TASKS FOR THIS EXERCISE>
#1 Extract the passage of the nuclear weapons article between "Gene Marx is" and "Gene Marx (2)", inclusive.
#2 Condense the paragraph of the nuclear weapons article that begins "A Russian 20-megaton bomb" into a bulleted list of its main facts.

TEXT BLOCK>

○ ○ ○

About Gene Marx

Gene Marx is a former Naval Flight Officer and Past National Board of Directors Secretary of Veterans for Peace. A retired Federal Aviation Administration Watch Supervisor, he lives in the Samish neighborhood with his wife Victoria, Bordador Cleo and Calico Niko. He is currently the Communications Coordinator for Bellingham’s VFP Chapter 111. Gene is also a regular contributor to Geno's Stuff Box on Substack.

By: Gene Marx (2)

Moving Back from the Brink

Pacific Northwest organizers join a global campaign to abolish all nukes and push for a city council resolution to start

Pacific Northwest organizers join a global campaign to abolish all nukes and push for a city council resolution to start

[  This article was initially published on substack.com and is reprinted here with the permission of the author.  ]

“This world really is impossible to manage so long as we have nuclear weapons”, President Kennedy confided to a friend a day before his blockade speech: “It is really a terrible way to have to live in this world.”

At 5:30 a.m. on July 16, 1945, a flash “brighter than a thousand suns” lit the Alamogordo desert in New Mexico. General Leslie Groves, the overseer of the Manhattan Project estimated the explosive force of Trinity, the first full scale test of the implosion-type atomic fission bomb, “in excess of the equivalent of 15,000 to 20,000 tons of TNT.”

Grove’s report continued to describe “a fireball brighter than several midday suns;” a stratospheric mushroom cloud over 41,000 feet; and an explosive force resulting in a crater 1,200 feet in diameter and shattering windows 125 miles away.

According to War Secretary Henry Stimson, President Truman was giddy, “tremendously pepped up,” confident and invigorated enough to call the annihilation of Hiroshima three weeks later to the sailors on the USS Augusta while returning from Potsdam “the greatest thing in history.”

Today, a mere lifetime and thousands of Trinities later, nine nuclear nations control the futures of billions of global inhabitants. The cataclysmic potential of more than 13,000 nuclear weapons in 2024, each with unimaginable destructive power, are but a single miscalculation, false flag attack or accident away from ravaging the planet.  

 Recently, longtime antinuclear activist, Dr. Helen Caldicott described the medical effects of a single 20-megaton bomb dropped on an American city, New York or maybe Boston:

A Russian 20-megaton bomb would enter at 20 times the speed of sound exploding with the heat of the sun, digging a hole three-quarters of a mile wide and 88 feet deep, converting all buildings, people and earth shot up into the air as a mushroom cloud. Twenty miles from the epicenter, all humans would be killed or lethally injured, some converted to charcoal statues. Winds of 500 mph turn people into missiles traveling at 100 mph. A massive conflagration would follow covering 300 square miles and the fires would coalesce across the nation.

As cities burn across the world, a massive cloud of toxic black smoke will elevate into the stratosphere blocking out the sun for ten years inducing a short ice age nuclear winter when all humans and most plants and animals will perish.

○ ○ ○

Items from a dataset
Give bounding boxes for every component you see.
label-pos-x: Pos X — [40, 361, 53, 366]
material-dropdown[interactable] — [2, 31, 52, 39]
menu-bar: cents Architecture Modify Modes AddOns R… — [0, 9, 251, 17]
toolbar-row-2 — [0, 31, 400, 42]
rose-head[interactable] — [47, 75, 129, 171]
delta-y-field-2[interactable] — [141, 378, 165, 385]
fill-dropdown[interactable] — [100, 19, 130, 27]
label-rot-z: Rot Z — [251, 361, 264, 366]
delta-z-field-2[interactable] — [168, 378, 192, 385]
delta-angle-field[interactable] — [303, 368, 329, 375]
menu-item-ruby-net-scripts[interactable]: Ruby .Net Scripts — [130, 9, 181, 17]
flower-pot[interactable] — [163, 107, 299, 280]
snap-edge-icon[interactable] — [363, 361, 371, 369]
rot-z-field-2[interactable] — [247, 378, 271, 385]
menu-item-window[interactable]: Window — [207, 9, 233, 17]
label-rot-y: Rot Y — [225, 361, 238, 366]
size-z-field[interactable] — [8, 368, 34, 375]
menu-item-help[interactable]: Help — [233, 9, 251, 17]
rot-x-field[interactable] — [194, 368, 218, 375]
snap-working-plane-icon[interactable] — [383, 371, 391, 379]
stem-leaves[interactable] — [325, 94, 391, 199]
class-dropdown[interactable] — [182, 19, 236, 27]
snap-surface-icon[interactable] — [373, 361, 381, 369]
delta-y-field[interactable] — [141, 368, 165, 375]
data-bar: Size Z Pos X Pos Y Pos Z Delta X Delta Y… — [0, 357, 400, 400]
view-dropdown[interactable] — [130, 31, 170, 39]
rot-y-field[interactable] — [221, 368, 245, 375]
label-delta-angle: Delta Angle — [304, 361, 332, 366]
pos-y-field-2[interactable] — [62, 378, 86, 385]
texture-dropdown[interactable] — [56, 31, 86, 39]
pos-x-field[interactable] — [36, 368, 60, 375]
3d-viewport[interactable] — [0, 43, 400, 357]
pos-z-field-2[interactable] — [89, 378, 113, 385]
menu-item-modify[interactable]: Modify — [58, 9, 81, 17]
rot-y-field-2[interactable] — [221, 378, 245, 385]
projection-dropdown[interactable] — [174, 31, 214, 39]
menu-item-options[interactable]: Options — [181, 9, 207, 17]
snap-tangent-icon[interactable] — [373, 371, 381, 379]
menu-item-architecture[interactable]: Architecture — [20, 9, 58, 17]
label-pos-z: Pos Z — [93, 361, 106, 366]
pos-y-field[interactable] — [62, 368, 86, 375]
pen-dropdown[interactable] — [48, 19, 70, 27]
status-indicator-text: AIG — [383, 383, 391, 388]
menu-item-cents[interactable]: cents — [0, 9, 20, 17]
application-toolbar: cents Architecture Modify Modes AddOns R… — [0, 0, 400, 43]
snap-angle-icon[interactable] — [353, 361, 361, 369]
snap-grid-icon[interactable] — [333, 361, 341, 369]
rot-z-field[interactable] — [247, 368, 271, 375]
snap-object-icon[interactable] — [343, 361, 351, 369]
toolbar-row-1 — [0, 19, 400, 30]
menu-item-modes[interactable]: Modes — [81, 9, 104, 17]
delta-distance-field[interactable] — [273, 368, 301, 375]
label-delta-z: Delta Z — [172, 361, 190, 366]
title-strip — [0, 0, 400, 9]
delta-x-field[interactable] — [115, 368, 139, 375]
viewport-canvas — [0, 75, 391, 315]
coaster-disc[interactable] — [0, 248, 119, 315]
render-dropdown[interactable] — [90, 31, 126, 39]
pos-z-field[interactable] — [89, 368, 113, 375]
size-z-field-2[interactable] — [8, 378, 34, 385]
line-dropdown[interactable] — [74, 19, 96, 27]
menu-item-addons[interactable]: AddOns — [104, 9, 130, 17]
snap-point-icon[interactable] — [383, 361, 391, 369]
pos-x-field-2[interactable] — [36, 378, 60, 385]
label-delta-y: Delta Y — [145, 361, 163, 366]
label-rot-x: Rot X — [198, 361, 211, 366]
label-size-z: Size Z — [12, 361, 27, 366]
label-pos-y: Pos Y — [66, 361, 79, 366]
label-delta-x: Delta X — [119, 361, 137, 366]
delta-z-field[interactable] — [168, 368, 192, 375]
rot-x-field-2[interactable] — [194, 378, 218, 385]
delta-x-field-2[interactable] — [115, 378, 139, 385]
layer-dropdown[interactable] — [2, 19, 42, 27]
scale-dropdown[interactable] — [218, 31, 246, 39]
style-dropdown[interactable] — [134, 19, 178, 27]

○ ○ ○

ANSWERS FOR EACH ITEM>
#1
Gene Marx is a former Naval Flight Officer and Past National Board of Directors Secretary of Veterans for Peace. A retired Federal Aviation Administration Watch Supervisor, he lives in the Samish neighborhood with his wife Victoria, Bordador Cleo and Calico Niko. He is currently the Communications Coordinator for Bellingham’s VFP Chapter 111. Gene is also a regular contributor to Geno's Stuff Box on Substack.

By: Gene Marx (2)

#2
- The bomb would enter at 20 times the speed of sound and explode with the heat of the sun.
- It would dig a hole three-quarters of a mile wide and 88 feet deep.
- Buildings, people and earth would be shot up into the air as a mushroom cloud.
- Within 20 miles of the epicenter, all humans would be killed or lethally injured, some turned into charcoal statues.
- Winds of 500 mph would turn people into missiles traveling at 100 mph.
- A fire covering 300 square miles would follow, and fires would coalesce across the nation.